> **GOAL**
Take each line containing "type" and report it exactly as written.

> **Dataset listings of figures**
◇ ◇ ◇

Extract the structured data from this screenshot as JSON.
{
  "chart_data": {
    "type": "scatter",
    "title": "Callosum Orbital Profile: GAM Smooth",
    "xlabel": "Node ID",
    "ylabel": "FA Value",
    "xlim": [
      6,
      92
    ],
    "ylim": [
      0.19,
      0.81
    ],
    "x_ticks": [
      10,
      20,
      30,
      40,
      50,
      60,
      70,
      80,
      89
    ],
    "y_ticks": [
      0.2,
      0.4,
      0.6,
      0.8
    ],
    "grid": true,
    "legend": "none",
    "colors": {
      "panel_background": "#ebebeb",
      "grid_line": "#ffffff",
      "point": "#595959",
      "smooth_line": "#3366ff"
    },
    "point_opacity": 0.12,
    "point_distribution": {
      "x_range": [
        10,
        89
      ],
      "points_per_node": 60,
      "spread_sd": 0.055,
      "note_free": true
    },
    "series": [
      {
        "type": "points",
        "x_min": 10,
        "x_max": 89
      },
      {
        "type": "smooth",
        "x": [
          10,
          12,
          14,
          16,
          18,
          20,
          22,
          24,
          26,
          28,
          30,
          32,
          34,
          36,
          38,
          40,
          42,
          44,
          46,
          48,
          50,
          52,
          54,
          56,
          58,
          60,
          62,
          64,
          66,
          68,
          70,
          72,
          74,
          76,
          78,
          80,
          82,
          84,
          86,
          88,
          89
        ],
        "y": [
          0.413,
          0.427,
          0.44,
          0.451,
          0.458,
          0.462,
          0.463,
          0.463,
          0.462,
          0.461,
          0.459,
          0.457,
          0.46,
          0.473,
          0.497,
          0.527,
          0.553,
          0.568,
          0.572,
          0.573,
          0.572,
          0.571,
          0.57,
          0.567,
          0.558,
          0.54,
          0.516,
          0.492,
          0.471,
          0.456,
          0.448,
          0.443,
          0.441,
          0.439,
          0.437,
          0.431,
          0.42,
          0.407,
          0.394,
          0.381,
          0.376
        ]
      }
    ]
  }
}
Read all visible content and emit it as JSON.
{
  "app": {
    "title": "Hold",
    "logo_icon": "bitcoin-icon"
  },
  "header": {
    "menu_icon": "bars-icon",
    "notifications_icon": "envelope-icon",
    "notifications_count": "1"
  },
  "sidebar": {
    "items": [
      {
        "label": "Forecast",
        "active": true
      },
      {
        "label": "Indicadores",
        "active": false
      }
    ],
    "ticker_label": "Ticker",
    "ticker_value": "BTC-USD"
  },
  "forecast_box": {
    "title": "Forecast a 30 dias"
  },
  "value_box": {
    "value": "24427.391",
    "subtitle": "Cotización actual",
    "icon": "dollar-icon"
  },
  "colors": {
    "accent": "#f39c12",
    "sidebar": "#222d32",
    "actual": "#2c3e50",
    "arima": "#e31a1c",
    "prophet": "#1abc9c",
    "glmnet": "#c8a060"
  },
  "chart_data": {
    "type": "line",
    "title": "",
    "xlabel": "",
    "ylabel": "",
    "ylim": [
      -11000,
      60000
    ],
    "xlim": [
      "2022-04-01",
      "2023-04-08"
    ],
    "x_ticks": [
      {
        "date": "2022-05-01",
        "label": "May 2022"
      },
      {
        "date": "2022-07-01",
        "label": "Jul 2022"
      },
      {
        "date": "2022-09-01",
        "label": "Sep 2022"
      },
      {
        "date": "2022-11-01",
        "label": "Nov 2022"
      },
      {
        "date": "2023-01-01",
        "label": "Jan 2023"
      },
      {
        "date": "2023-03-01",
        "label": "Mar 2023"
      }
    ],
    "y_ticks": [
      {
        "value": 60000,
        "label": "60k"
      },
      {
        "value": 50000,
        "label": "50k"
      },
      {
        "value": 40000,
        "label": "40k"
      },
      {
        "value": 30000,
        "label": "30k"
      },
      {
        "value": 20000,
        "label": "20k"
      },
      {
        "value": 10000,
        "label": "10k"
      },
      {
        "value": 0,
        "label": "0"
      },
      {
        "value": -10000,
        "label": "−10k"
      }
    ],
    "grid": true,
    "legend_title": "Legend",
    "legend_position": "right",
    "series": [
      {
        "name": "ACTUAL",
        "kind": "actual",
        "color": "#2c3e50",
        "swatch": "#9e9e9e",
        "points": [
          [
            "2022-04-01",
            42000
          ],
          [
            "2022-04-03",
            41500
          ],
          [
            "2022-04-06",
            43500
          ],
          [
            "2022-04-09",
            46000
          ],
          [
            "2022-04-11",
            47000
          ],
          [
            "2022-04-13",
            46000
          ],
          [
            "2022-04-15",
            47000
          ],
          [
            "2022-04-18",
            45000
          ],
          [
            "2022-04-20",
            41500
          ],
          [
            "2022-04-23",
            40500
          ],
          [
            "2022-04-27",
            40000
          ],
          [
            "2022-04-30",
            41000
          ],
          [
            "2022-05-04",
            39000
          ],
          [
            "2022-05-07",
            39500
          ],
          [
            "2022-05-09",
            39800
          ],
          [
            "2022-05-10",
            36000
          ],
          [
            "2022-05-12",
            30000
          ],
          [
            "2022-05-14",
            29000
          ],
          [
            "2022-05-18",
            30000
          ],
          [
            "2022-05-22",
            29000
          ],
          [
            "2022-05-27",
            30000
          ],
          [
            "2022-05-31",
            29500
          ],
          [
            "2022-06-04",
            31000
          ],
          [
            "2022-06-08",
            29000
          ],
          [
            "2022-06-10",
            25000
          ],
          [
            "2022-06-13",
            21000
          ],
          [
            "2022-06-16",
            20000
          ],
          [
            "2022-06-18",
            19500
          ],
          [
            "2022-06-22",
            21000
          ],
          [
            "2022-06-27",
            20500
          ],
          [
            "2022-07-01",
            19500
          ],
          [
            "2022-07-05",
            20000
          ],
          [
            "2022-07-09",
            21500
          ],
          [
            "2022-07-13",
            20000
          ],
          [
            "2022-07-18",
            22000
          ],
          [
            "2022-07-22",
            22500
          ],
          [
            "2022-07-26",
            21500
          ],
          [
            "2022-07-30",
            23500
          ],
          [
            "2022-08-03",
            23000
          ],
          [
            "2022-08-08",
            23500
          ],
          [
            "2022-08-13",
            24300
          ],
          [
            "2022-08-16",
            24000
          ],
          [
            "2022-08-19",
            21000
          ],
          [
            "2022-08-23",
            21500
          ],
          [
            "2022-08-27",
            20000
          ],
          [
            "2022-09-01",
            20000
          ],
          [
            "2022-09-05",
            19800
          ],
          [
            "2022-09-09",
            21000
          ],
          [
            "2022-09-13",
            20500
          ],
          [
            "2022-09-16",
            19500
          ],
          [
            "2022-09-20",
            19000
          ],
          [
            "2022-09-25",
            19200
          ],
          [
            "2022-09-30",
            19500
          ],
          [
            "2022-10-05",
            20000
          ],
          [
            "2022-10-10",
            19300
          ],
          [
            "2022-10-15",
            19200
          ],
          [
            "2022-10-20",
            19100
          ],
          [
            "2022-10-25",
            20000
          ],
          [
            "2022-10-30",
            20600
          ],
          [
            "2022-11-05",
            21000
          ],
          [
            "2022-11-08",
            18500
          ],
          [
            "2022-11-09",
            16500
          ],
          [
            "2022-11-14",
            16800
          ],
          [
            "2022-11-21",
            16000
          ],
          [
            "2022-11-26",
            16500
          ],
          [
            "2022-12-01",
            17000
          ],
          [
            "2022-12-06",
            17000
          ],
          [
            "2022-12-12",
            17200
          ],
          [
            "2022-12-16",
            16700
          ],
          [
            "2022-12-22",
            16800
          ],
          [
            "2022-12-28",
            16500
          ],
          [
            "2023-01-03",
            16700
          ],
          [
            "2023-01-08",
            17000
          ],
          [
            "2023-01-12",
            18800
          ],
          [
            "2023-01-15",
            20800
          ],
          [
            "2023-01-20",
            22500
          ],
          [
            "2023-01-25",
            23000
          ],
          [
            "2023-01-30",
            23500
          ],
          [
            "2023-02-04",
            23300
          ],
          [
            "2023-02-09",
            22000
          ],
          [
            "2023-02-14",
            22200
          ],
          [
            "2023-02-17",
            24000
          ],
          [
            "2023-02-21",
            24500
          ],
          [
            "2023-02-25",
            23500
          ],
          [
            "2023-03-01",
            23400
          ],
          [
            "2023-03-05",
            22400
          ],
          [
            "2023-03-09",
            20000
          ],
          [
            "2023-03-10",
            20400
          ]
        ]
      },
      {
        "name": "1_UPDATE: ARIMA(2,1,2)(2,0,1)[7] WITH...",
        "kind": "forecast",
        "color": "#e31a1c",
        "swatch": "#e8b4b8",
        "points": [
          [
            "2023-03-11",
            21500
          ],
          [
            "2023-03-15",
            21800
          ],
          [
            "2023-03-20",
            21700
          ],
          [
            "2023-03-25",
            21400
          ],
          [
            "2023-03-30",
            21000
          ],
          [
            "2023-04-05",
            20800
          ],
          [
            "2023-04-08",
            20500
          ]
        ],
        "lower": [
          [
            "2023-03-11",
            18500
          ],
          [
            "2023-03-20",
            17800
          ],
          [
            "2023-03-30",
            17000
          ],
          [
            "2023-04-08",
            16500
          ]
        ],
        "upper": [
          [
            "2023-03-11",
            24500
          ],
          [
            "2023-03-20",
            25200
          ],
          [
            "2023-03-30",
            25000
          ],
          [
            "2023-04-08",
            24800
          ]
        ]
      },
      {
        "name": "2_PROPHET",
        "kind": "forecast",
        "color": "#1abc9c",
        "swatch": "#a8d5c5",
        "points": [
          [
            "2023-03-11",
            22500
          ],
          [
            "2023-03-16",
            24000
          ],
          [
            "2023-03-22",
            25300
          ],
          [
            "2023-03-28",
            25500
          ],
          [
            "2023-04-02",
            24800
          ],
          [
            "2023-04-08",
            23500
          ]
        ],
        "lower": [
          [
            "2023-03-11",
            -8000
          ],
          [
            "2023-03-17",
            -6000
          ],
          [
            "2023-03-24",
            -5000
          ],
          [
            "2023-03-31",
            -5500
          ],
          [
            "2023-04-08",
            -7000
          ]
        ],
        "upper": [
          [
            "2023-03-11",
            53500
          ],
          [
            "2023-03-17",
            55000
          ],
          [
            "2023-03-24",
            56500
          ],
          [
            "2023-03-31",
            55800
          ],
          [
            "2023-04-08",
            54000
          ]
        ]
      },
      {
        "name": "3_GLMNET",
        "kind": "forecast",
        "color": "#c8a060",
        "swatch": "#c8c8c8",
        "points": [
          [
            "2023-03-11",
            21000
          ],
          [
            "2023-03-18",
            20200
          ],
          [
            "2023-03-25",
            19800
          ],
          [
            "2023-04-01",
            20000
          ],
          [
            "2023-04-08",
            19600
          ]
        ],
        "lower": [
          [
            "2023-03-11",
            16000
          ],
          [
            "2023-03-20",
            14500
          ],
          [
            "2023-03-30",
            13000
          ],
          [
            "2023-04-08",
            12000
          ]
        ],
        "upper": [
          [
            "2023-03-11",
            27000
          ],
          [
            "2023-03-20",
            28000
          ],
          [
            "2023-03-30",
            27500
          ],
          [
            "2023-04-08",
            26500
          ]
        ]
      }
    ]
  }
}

◇ ◇ ◇

> **WORKED ANSWER**
    "type": "scatter",
        "type": "points",
        "type": "smooth",
    "type": "line",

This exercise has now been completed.